PROBLEM:
The complete listing should be restated exactly.

DATASET ENTRIES:
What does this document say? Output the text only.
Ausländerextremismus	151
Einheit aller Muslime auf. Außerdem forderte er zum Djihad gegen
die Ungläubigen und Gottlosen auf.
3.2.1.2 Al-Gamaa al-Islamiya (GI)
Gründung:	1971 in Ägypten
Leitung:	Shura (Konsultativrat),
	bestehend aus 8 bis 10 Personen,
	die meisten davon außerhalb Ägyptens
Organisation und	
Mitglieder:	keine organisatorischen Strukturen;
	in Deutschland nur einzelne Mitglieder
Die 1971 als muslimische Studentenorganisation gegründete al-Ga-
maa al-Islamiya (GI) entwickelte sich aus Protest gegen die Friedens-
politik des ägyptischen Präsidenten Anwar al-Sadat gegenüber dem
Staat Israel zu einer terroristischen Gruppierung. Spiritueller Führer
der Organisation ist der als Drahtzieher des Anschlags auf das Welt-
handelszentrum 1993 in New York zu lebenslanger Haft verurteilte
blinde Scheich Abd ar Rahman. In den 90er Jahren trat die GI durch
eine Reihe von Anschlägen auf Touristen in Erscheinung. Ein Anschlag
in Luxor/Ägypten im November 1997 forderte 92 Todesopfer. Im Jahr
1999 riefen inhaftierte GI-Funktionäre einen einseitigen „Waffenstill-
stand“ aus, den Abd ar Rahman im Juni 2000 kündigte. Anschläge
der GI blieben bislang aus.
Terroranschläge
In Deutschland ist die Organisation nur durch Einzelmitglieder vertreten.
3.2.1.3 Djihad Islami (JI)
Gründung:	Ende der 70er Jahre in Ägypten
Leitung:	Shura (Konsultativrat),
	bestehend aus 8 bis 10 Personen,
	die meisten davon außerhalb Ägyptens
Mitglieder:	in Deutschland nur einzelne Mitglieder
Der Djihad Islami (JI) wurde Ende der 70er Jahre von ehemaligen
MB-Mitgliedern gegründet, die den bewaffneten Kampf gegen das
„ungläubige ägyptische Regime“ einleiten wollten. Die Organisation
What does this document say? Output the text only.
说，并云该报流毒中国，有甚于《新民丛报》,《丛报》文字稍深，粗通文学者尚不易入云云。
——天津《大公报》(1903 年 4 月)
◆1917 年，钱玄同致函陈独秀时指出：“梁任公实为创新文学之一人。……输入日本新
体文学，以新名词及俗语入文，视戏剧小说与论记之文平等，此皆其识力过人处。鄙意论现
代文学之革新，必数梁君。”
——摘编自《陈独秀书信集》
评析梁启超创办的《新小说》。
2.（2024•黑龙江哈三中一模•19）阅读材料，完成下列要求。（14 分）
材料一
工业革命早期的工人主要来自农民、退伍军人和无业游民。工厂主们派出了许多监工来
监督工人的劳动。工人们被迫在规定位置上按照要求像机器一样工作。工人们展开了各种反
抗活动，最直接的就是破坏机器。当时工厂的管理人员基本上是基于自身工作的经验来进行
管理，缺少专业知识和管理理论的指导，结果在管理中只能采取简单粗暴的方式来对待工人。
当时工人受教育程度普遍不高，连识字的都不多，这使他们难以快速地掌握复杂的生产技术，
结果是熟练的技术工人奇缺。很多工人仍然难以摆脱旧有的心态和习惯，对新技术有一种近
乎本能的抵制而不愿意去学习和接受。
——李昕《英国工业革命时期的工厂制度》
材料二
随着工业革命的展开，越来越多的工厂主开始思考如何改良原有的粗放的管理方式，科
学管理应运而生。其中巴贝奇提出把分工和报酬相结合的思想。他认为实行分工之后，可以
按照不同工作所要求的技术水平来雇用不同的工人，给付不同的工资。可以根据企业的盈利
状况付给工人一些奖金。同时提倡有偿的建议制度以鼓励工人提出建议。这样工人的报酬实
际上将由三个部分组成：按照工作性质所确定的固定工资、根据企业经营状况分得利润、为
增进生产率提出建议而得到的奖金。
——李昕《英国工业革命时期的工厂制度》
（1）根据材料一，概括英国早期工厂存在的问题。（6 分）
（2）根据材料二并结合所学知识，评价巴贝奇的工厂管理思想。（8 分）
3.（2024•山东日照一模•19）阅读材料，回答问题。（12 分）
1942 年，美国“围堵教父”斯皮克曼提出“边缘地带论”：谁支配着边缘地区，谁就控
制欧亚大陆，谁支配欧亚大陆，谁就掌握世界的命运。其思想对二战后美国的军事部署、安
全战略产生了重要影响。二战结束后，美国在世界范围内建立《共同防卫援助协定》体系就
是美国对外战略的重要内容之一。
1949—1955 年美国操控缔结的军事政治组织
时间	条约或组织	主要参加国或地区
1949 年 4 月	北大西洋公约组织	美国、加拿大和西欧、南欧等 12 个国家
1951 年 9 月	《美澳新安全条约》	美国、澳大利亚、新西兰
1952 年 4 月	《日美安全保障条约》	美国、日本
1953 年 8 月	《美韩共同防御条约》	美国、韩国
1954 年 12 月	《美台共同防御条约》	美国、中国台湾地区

RESPONSE TO THE TASK:
What does this document say? Output the text only.
Ausländerextremismus	151
Einheit aller Muslime auf. Außerdem forderte er zum Djihad gegen
die Ungläubigen und Gottlosen auf.
3.2.1.2 Al-Gamaa al-Islamiya (GI)
Gründung:	1971 in Ägypten
Leitung:	Shura (Konsultativrat),
	bestehend aus 8 bis 10 Personen,
	die meisten davon außerhalb Ägyptens
Organisation und	
Mitglieder:	keine organisatorischen Strukturen;
	in Deutschland nur einzelne Mitglieder
Die 1971 als muslimische Studentenorganisation gegründete al-Ga-
maa al-Islamiya (GI) entwickelte sich aus Protest gegen die Friedens-
politik des ägyptischen Präsidenten Anwar al-Sadat gegenüber dem
Staat Israel zu einer terroristischen Gruppierung. Spiritueller Führer
der Organisation ist der als Drahtzieher des Anschlags auf das Welt-
handelszentrum 1993 in New York zu lebenslanger Haft verurteilte
blinde Scheich Abd ar Rahman. In den 90er Jahren trat die GI durch
eine Reihe von Anschlägen auf Touristen in Erscheinung. Ein Anschlag
in Luxor/Ägypten im November 1997 forderte 92 Todesopfer. Im Jahr
1999 riefen inhaftierte GI-Funktionäre einen einseitigen „Waffenstill-
stand“ aus, den Abd ar Rahman im Juni 2000 kündigte. Anschläge
der GI blieben bislang aus.
Terroranschläge
In Deutschland ist die Organisation nur durch Einzelmitglieder vertreten.
3.2.1.3 Djihad Islami (JI)
Gründung:	Ende der 70er Jahre in Ägypten
Leitung:	Shura (Konsultativrat),
	bestehend aus 8 bis 10 Personen,
	die meisten davon außerhalb Ägyptens
Mitglieder:	in Deutschland nur einzelne Mitglieder
Der Djihad Islami (JI) wurde Ende der 70er Jahre von ehemaligen
MB-Mitgliedern gegründet, die den bewaffneten Kampf gegen das
„ungläubige ägyptische Regime“ einleiten wollten. Die Organisation
What does this document say? Output the text only.
说，并云该报流毒中国，有甚于《新民丛报》,《丛报》文字稍深，粗通文学者尚不易入云云。
——天津《大公报》(1903 年 4 月)
◆1917 年，钱玄同致函陈独秀时指出：“梁任公实为创新文学之一人。……输入日本新
体文学，以新名词及俗语入文，视戏剧小说与论记之文平等，此皆其识力过人处。鄙意论现
代文学之革新，必数梁君。”
——摘编自《陈独秀书信集》
评析梁启超创办的《新小说》。
2.（2024•黑龙江哈三中一模•19）阅读材料，完成下列要求。（14 分）
材料一
工业革命早期的工人主要来自农民、退伍军人和无业游民。工厂主们派出了许多监工来
监督工人的劳动。工人们被迫在规定位置上按照要求像机器一样工作。工人们展开了各种反
抗活动，最直接的就是破坏机器。当时工厂的管理人员基本上是基于自身工作的经验来进行
管理，缺少专业知识和管理理论的指导，结果在管理中只能采取简单粗暴的方式来对待工人。
当时工人受教育程度普遍不高，连识字的都不多，这使他们难以快速地掌握复杂的生产技术，
结果是熟练的技术工人奇缺。很多工人仍然难以摆脱旧有的心态和习惯，对新技术有一种近
乎本能的抵制而不愿意去学习和接受。
——李昕《英国工业革命时期的工厂制度》
材料二
随着工业革命的展开，越来越多的工厂主开始思考如何改良原有的粗放的管理方式，科
学管理应运而生。其中巴贝奇提出把分工和报酬相结合的思想。他认为实行分工之后，可以
按照不同工作所要求的技术水平来雇用不同的工人，给付不同的工资。可以根据企业的盈利
状况付给工人一些奖金。同时提倡有偿的建议制度以鼓励工人提出建议。这样工人的报酬实
际上将由三个部分组成：按照工作性质所确定的固定工资、根据企业经营状况分得利润、为
增进生产率提出建议而得到的奖金。
——李昕《英国工业革命时期的工厂制度》
（1）根据材料一，概括英国早期工厂存在的问题。（6 分）
（2）根据材料二并结合所学知识，评价巴贝奇的工厂管理思想。（8 分）
3.（2024•山东日照一模•19）阅读材料，回答问题。（12 分）
1942 年，美国“围堵教父”斯皮克曼提出“边缘地带论”：谁支配着边缘地区，谁就控
制欧亚大陆，谁支配欧亚大陆，谁就掌握世界的命运。其思想对二战后美国的军事部署、安
全战略产生了重要影响。二战结束后，美国在世界范围内建立《共同防卫援助协定》体系就
是美国对外战略的重要内容之一。
1949—1955 年美国操控缔结的军事政治组织
时间	条约或组织	主要参加国或地区
1949 年 4 月	北大西洋公约组织	美国、加拿大和西欧、南欧等 12 个国家
1951 年 9 月	《美澳新安全条约》	美国、澳大利亚、新西兰
1952 年 4 月	《日美安全保障条约》	美国、日本
1953 年 8 月	《美韩共同防御条约》	美国、韩国
1954 年 12 月	《美台共同防御条约》	美国、中国台湾地区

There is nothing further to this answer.